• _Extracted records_
[Start]

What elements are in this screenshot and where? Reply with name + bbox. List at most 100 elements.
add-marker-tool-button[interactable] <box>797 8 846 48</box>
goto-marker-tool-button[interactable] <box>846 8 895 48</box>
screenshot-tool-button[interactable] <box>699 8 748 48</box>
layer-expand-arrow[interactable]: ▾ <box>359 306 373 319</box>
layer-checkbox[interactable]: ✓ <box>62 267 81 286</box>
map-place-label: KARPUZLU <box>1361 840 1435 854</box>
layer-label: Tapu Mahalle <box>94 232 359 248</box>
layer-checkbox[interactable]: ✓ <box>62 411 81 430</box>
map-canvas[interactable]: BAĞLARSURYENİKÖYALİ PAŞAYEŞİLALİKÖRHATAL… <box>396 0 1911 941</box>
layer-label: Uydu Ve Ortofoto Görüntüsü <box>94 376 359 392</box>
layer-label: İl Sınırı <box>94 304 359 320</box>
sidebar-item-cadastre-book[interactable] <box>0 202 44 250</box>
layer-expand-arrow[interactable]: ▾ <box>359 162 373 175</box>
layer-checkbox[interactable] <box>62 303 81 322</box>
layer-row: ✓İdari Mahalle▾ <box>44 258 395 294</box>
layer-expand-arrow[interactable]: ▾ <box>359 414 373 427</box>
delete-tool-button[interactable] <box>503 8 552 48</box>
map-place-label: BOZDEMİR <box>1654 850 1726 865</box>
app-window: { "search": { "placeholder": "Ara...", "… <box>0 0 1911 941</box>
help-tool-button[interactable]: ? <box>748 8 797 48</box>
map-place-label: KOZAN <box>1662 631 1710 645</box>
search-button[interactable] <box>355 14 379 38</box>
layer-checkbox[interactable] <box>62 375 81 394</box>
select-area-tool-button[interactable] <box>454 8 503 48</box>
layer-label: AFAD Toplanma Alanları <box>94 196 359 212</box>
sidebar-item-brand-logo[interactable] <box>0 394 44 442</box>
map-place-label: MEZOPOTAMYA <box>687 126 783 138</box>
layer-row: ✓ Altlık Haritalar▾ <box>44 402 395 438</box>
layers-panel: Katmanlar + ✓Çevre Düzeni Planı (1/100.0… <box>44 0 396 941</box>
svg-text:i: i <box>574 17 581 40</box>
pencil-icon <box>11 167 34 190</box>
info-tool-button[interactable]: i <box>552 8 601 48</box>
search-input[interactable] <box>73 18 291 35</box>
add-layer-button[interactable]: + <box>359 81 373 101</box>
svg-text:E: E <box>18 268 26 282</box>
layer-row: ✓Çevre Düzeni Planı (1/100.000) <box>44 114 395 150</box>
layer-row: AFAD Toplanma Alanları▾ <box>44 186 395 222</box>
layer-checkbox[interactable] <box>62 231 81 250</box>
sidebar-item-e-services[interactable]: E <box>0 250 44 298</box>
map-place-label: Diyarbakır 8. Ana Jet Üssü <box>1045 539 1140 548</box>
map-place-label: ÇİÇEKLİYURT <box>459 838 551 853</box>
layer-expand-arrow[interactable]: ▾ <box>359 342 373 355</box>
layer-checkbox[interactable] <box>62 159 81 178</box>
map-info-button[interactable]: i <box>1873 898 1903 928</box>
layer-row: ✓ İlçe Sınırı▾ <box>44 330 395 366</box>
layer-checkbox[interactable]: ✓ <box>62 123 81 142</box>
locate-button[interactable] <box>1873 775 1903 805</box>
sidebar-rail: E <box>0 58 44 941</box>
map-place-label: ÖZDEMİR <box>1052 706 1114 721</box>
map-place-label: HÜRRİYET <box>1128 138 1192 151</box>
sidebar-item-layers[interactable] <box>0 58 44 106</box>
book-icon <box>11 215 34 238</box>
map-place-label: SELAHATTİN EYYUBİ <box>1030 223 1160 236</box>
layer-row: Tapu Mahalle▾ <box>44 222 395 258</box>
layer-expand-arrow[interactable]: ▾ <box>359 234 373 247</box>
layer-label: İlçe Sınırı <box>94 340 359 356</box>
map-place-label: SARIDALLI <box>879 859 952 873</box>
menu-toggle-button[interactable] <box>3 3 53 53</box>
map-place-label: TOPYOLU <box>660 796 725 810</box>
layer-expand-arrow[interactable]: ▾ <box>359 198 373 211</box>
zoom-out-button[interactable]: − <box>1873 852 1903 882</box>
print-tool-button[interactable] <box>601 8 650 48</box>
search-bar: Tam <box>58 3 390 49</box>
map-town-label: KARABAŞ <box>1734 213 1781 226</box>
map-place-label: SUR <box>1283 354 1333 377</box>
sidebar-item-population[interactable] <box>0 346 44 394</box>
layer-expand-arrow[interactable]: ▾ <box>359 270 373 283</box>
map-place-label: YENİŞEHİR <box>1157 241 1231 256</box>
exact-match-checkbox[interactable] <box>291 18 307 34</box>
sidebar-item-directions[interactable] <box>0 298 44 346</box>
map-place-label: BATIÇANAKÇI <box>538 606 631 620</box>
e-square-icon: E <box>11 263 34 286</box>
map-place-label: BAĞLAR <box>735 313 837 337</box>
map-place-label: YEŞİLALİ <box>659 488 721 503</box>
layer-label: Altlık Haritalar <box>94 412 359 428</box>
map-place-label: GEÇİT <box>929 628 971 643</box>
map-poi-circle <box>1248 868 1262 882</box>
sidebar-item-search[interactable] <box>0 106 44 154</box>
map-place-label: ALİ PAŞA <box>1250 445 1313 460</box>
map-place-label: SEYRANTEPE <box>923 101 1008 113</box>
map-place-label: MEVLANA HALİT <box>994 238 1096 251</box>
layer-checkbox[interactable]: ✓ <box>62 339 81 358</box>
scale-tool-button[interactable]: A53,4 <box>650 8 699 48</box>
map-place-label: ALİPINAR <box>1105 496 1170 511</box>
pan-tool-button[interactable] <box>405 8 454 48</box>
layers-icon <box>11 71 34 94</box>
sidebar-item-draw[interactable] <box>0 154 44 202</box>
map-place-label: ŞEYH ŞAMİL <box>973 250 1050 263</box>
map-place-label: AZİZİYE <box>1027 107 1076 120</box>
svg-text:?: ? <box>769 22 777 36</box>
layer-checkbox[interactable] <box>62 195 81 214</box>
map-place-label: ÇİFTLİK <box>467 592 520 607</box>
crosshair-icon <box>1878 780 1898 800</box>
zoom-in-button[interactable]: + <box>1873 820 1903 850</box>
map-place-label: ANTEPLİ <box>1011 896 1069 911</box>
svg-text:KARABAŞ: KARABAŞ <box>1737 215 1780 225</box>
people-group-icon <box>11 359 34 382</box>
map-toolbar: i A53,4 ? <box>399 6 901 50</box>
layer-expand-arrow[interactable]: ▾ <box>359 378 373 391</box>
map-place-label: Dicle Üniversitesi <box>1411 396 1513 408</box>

[End]

• _Objective_
Reproduce every line of the entries above verbatim, without changing, omitting, or reordering anything.

• _Answer to the task_
What elements are in this screenshot and where? Reply with name + bbox. List at most 100 elements.
add-marker-tool-button[interactable] <box>797 8 846 48</box>
goto-marker-tool-button[interactable] <box>846 8 895 48</box>
screenshot-tool-button[interactable] <box>699 8 748 48</box>
layer-expand-arrow[interactable]: ▾ <box>359 306 373 319</box>
layer-checkbox[interactable]: ✓ <box>62 267 81 286</box>
map-place-label: KARPUZLU <box>1361 840 1435 854</box>
layer-label: Tapu Mahalle <box>94 232 359 248</box>
layer-checkbox[interactable]: ✓ <box>62 411 81 430</box>
map-canvas[interactable]: BAĞLARSURYENİKÖYALİ PAŞAYEŞİLALİKÖRHATAL… <box>396 0 1911 941</box>
layer-label: Uydu Ve Ortofoto Görüntüsü <box>94 376 359 392</box>
layer-label: İl Sınırı <box>94 304 359 320</box>
sidebar-item-cadastre-book[interactable] <box>0 202 44 250</box>
layer-expand-arrow[interactable]: ▾ <box>359 162 373 175</box>
layer-checkbox[interactable] <box>62 303 81 322</box>
layer-row: ✓İdari Mahalle▾ <box>44 258 395 294</box>
layer-expand-arrow[interactable]: ▾ <box>359 414 373 427</box>
delete-tool-button[interactable] <box>503 8 552 48</box>
map-place-label: BOZDEMİR <box>1654 850 1726 865</box>
app-window: { "search": { "placeholder": "Ara...", "… <box>0 0 1911 941</box>
help-tool-button[interactable]: ? <box>748 8 797 48</box>
map-place-label: KOZAN <box>1662 631 1710 645</box>
search-button[interactable] <box>355 14 379 38</box>
layer-checkbox[interactable] <box>62 375 81 394</box>
select-area-tool-button[interactable] <box>454 8 503 48</box>
layer-label: AFAD Toplanma Alanları <box>94 196 359 212</box>
sidebar-item-brand-logo[interactable] <box>0 394 44 442</box>
map-place-label: MEZOPOTAMYA <box>687 126 783 138</box>
layer-row: ✓ Altlık Haritalar▾ <box>44 402 395 438</box>
layers-panel: Katmanlar + ✓Çevre Düzeni Planı (1/100.0… <box>44 0 396 941</box>
svg-text:i: i <box>574 17 581 40</box>
pencil-icon <box>11 167 34 190</box>
info-tool-button[interactable]: i <box>552 8 601 48</box>
search-input[interactable] <box>73 18 291 35</box>
add-layer-button[interactable]: + <box>359 81 373 101</box>
svg-text:E: E <box>18 268 26 282</box>
layer-row: ✓Çevre Düzeni Planı (1/100.000) <box>44 114 395 150</box>
layer-row: AFAD Toplanma Alanları▾ <box>44 186 395 222</box>
layer-checkbox[interactable] <box>62 231 81 250</box>
sidebar-item-e-services[interactable]: E <box>0 250 44 298</box>
map-place-label: Diyarbakır 8. Ana Jet Üssü <box>1045 539 1140 548</box>
map-place-label: ÇİÇEKLİYURT <box>459 838 551 853</box>
layer-expand-arrow[interactable]: ▾ <box>359 342 373 355</box>
layer-checkbox[interactable] <box>62 159 81 178</box>
map-info-button[interactable]: i <box>1873 898 1903 928</box>
layer-row: ✓ İlçe Sınırı▾ <box>44 330 395 366</box>
layer-checkbox[interactable]: ✓ <box>62 123 81 142</box>
locate-button[interactable] <box>1873 775 1903 805</box>
sidebar-rail: E <box>0 58 44 941</box>
map-place-label: ÖZDEMİR <box>1052 706 1114 721</box>
map-place-label: HÜRRİYET <box>1128 138 1192 151</box>
sidebar-item-layers[interactable] <box>0 58 44 106</box>
book-icon <box>11 215 34 238</box>
map-place-label: SELAHATTİN EYYUBİ <box>1030 223 1160 236</box>
layer-row: Tapu Mahalle▾ <box>44 222 395 258</box>
layer-expand-arrow[interactable]: ▾ <box>359 234 373 247</box>
layer-label: İlçe Sınırı <box>94 340 359 356</box>
map-place-label: SARIDALLI <box>879 859 952 873</box>
menu-toggle-button[interactable] <box>3 3 53 53</box>
map-place-label: TOPYOLU <box>660 796 725 810</box>
layer-expand-arrow[interactable]: ▾ <box>359 198 373 211</box>
zoom-out-button[interactable]: − <box>1873 852 1903 882</box>
print-tool-button[interactable] <box>601 8 650 48</box>
search-bar: Tam <box>58 3 390 49</box>
map-town-label: KARABAŞ <box>1734 213 1781 226</box>
map-place-label: SUR <box>1283 354 1333 377</box>
sidebar-item-population[interactable] <box>0 346 44 394</box>
layer-expand-arrow[interactable]: ▾ <box>359 270 373 283</box>
map-place-label: YENİŞEHİR <box>1157 241 1231 256</box>
exact-match-checkbox[interactable] <box>291 18 307 34</box>
sidebar-item-directions[interactable] <box>0 298 44 346</box>
map-place-label: BATIÇANAKÇI <box>538 606 631 620</box>
e-square-icon: E <box>11 263 34 286</box>
map-place-label: BAĞLAR <box>735 313 837 337</box>
map-place-label: YEŞİLALİ <box>659 488 721 503</box>
layer-label: Altlık Haritalar <box>94 412 359 428</box>
map-place-label: GEÇİT <box>929 628 971 643</box>
map-poi-circle <box>1248 868 1262 882</box>
sidebar-item-search[interactable] <box>0 106 44 154</box>
map-place-label: ALİ PAŞA <box>1250 445 1313 460</box>
map-place-label: SEYRANTEPE <box>923 101 1008 113</box>
map-place-label: MEVLANA HALİT <box>994 238 1096 251</box>
layer-checkbox[interactable]: ✓ <box>62 339 81 358</box>
scale-tool-button[interactable]: A53,4 <box>650 8 699 48</box>
map-place-label: ALİPINAR <box>1105 496 1170 511</box>
pan-tool-button[interactable] <box>405 8 454 48</box>
layers-icon <box>11 71 34 94</box>
sidebar-item-draw[interactable] <box>0 154 44 202</box>
map-place-label: ŞEYH ŞAMİL <box>973 250 1050 263</box>
map-place-label: AZİZİYE <box>1027 107 1076 120</box>
svg-text:?: ? <box>769 22 777 36</box>
layer-checkbox[interactable] <box>62 195 81 214</box>
map-place-label: ÇİFTLİK <box>467 592 520 607</box>
crosshair-icon <box>1878 780 1898 800</box>
zoom-in-button[interactable]: + <box>1873 820 1903 850</box>
map-place-label: ANTEPLİ <box>1011 896 1069 911</box>
svg-text:KARABAŞ: KARABAŞ <box>1737 215 1780 225</box>
people-group-icon <box>11 359 34 382</box>
map-toolbar: i A53,4 ? <box>399 6 901 50</box>
layer-expand-arrow[interactable]: ▾ <box>359 378 373 391</box>
map-place-label: Dicle Üniversitesi <box>1411 396 1513 408</box>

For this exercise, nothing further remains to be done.